Produce the listing below again, exactly as shown.

>> Begin

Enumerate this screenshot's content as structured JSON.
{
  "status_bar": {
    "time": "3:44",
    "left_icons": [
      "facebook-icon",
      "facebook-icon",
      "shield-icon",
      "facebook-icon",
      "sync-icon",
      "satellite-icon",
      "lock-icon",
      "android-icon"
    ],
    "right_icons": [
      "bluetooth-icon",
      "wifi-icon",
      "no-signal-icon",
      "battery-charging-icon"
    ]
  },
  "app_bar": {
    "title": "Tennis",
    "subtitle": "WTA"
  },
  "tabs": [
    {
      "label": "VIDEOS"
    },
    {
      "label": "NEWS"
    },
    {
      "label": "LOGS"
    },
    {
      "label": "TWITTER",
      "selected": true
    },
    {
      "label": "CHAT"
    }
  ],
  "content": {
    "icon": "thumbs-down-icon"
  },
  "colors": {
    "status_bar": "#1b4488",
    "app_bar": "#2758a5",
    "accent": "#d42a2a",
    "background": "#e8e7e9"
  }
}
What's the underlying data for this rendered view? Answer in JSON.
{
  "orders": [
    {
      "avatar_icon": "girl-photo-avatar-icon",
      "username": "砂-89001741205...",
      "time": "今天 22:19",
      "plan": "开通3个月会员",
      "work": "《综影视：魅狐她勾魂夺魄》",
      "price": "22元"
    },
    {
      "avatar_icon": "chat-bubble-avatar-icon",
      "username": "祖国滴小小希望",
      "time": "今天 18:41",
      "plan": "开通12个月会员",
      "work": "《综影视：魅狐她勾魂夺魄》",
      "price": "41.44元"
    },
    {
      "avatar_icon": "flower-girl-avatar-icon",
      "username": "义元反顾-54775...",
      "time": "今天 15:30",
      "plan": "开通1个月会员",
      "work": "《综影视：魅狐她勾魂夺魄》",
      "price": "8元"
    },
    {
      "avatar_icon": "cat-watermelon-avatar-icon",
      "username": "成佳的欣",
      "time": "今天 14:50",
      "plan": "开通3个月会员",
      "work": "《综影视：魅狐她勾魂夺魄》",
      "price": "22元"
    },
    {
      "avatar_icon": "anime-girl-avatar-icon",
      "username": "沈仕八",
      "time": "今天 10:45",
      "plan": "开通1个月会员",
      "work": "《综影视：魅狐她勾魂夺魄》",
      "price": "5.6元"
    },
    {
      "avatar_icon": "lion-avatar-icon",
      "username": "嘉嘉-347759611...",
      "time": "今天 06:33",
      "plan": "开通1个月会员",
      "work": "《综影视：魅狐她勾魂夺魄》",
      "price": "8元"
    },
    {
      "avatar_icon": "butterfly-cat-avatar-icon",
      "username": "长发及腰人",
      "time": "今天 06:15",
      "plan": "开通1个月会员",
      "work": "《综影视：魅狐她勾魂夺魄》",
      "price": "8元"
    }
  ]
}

>> End

> _The solution_
Enumerate this screenshot's content as structured JSON.
{
  "status_bar": {
    "time": "3:44",
    "left_icons": [
      "facebook-icon",
      "facebook-icon",
      "shield-icon",
      "facebook-icon",
      "sync-icon",
      "satellite-icon",
      "lock-icon",
      "android-icon"
    ],
    "right_icons": [
      "bluetooth-icon",
      "wifi-icon",
      "no-signal-icon",
      "battery-charging-icon"
    ]
  },
  "app_bar": {
    "title": "Tennis",
    "subtitle": "WTA"
  },
  "tabs": [
    {
      "label": "VIDEOS"
    },
    {
      "label": "NEWS"
    },
    {
      "label": "LOGS"
    },
    {
      "label": "TWITTER",
      "selected": true
    },
    {
      "label": "CHAT"
    }
  ],
  "content": {
    "icon": "thumbs-down-icon"
  },
  "colors": {
    "status_bar": "#1b4488",
    "app_bar": "#2758a5",
    "accent": "#d42a2a",
    "background": "#e8e7e9"
  }
}
What's the underlying data for this rendered view? Answer in JSON.
{
  "orders": [
    {
      "avatar_icon": "girl-photo-avatar-icon",
      "username": "砂-89001741205...",
      "time": "今天 22:19",
      "plan": "开通3个月会员",
      "work": "《综影视：魅狐她勾魂夺魄》",
      "price": "22元"
    },
    {
      "avatar_icon": "chat-bubble-avatar-icon",
      "username": "祖国滴小小希望",
      "time": "今天 18:41",
      "plan": "开通12个月会员",
      "work": "《综影视：魅狐她勾魂夺魄》",
      "price": "41.44元"
    },
    {
      "avatar_icon": "flower-girl-avatar-icon",
      "username": "义元反顾-54775...",
      "time": "今天 15:30",
      "plan": "开通1个月会员",
      "work": "《综影视：魅狐她勾魂夺魄》",
      "price": "8元"
    },
    {
      "avatar_icon": "cat-watermelon-avatar-icon",
      "username": "成佳的欣",
      "time": "今天 14:50",
      "plan": "开通3个月会员",
      "work": "《综影视：魅狐她勾魂夺魄》",
      "price": "22元"
    },
    {
      "avatar_icon": "anime-girl-avatar-icon",
      "username": "沈仕八",
      "time": "今天 10:45",
      "plan": "开通1个月会员",
      "work": "《综影视：魅狐她勾魂夺魄》",
      "price": "5.6元"
    },
    {
      "avatar_icon": "lion-avatar-icon",
      "username": "嘉嘉-347759611...",
      "time": "今天 06:33",
      "plan": "开通1个月会员",
      "work": "《综影视：魅狐她勾魂夺魄》",
      "price": "8元"
    },
    {
      "avatar_icon": "butterfly-cat-avatar-icon",
      "username": "长发及腰人",
      "time": "今天 06:15",
      "plan": "开通1个月会员",
      "work": "《综影视：魅狐她勾魂夺魄》",
      "price": "8元"
    }
  ]
}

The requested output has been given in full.